Task >>
Set the listing down again in full, word for word, with the pictures left out.

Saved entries
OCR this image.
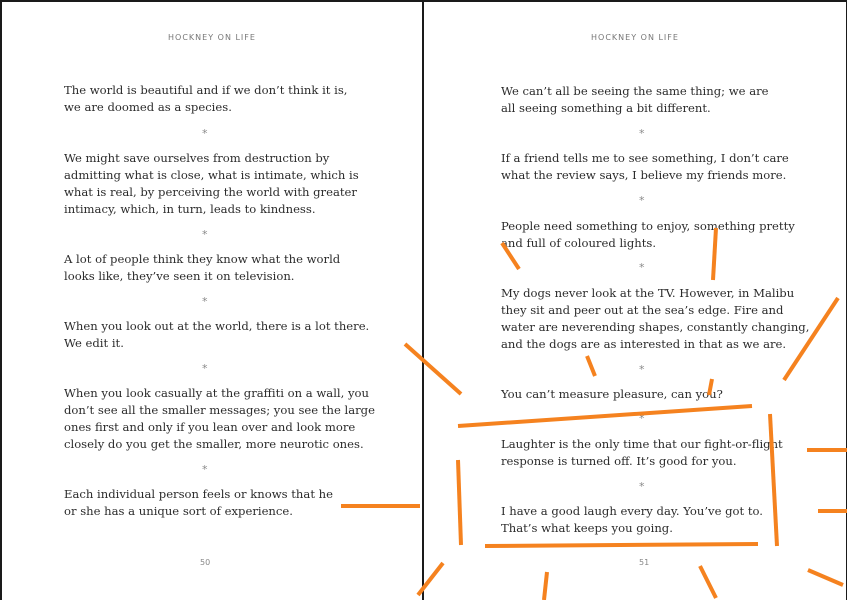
HOCKNEY ON LIFE
The world is beautiful and if we don’t think it is,
we are doomed as a species.
*
We might save ourselves from destruction by
admitting what is close, what is intimate, which is
what is real, by perceiving the world with greater
intimacy, which, in turn, leads to kindness.
*
A lot of people think they know what the world
looks like, they’ve seen it on television.
*
When you look out at the world, there is a lot there.
We edit it.
*
When you look casually at the graffiti on a wall, you
don’t see all the smaller messages; you see the large
ones first and only if you lean over and look more
closely do you get the smaller, more neurotic ones.
*
Each individual person feels or knows that he
or she has a unique sort of experience.
50
HOCKNEY ON LIFE
We can’t all be seeing the same thing; we are
all seeing something a bit different.
*
If a friend tells me to see something, I don’t care
what the review says, I believe my friends more.
*
People need something to enjoy, something pretty
and full of coloured lights.
*
My dogs never look at the TV. However, in Malibu
they sit and peer out at the sea’s edge. Fire and
water are neverending shapes, constantly changing,
and the dogs are as interested in that as we are.
*
You can’t measure pleasure, can you?
*
Laughter is the only time that our fight-or-flight
response is turned off. It’s good for you.
*
I have a good laugh every day. You’ve got to.
That’s what keeps you going.
51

Response below >>
OCR this image.
HOCKNEY ON LIFE
The world is beautiful and if we don’t think it is,
we are doomed as a species.
*
We might save ourselves from destruction by
admitting what is close, what is intimate, which is
what is real, by perceiving the world with greater
intimacy, which, in turn, leads to kindness.
*
A lot of people think they know what the world
looks like, they’ve seen it on television.
*
When you look out at the world, there is a lot there.
We edit it.
*
When you look casually at the graffiti on a wall, you
don’t see all the smaller messages; you see the large
ones first and only if you lean over and look more
closely do you get the smaller, more neurotic ones.
*
Each individual person feels or knows that he
or she has a unique sort of experience.
50
HOCKNEY ON LIFE
We can’t all be seeing the same thing; we are
all seeing something a bit different.
*
If a friend tells me to see something, I don’t care
what the review says, I believe my friends more.
*
People need something to enjoy, something pretty
and full of coloured lights.
*
My dogs never look at the TV. However, in Malibu
they sit and peer out at the sea’s edge. Fire and
water are neverending shapes, constantly changing,
and the dogs are as interested in that as we are.
*
You can’t measure pleasure, can you?
*
Laughter is the only time that our fight-or-flight
response is turned off. It’s good for you.
*
I have a good laugh every day. You’ve got to.
That’s what keeps you going.
51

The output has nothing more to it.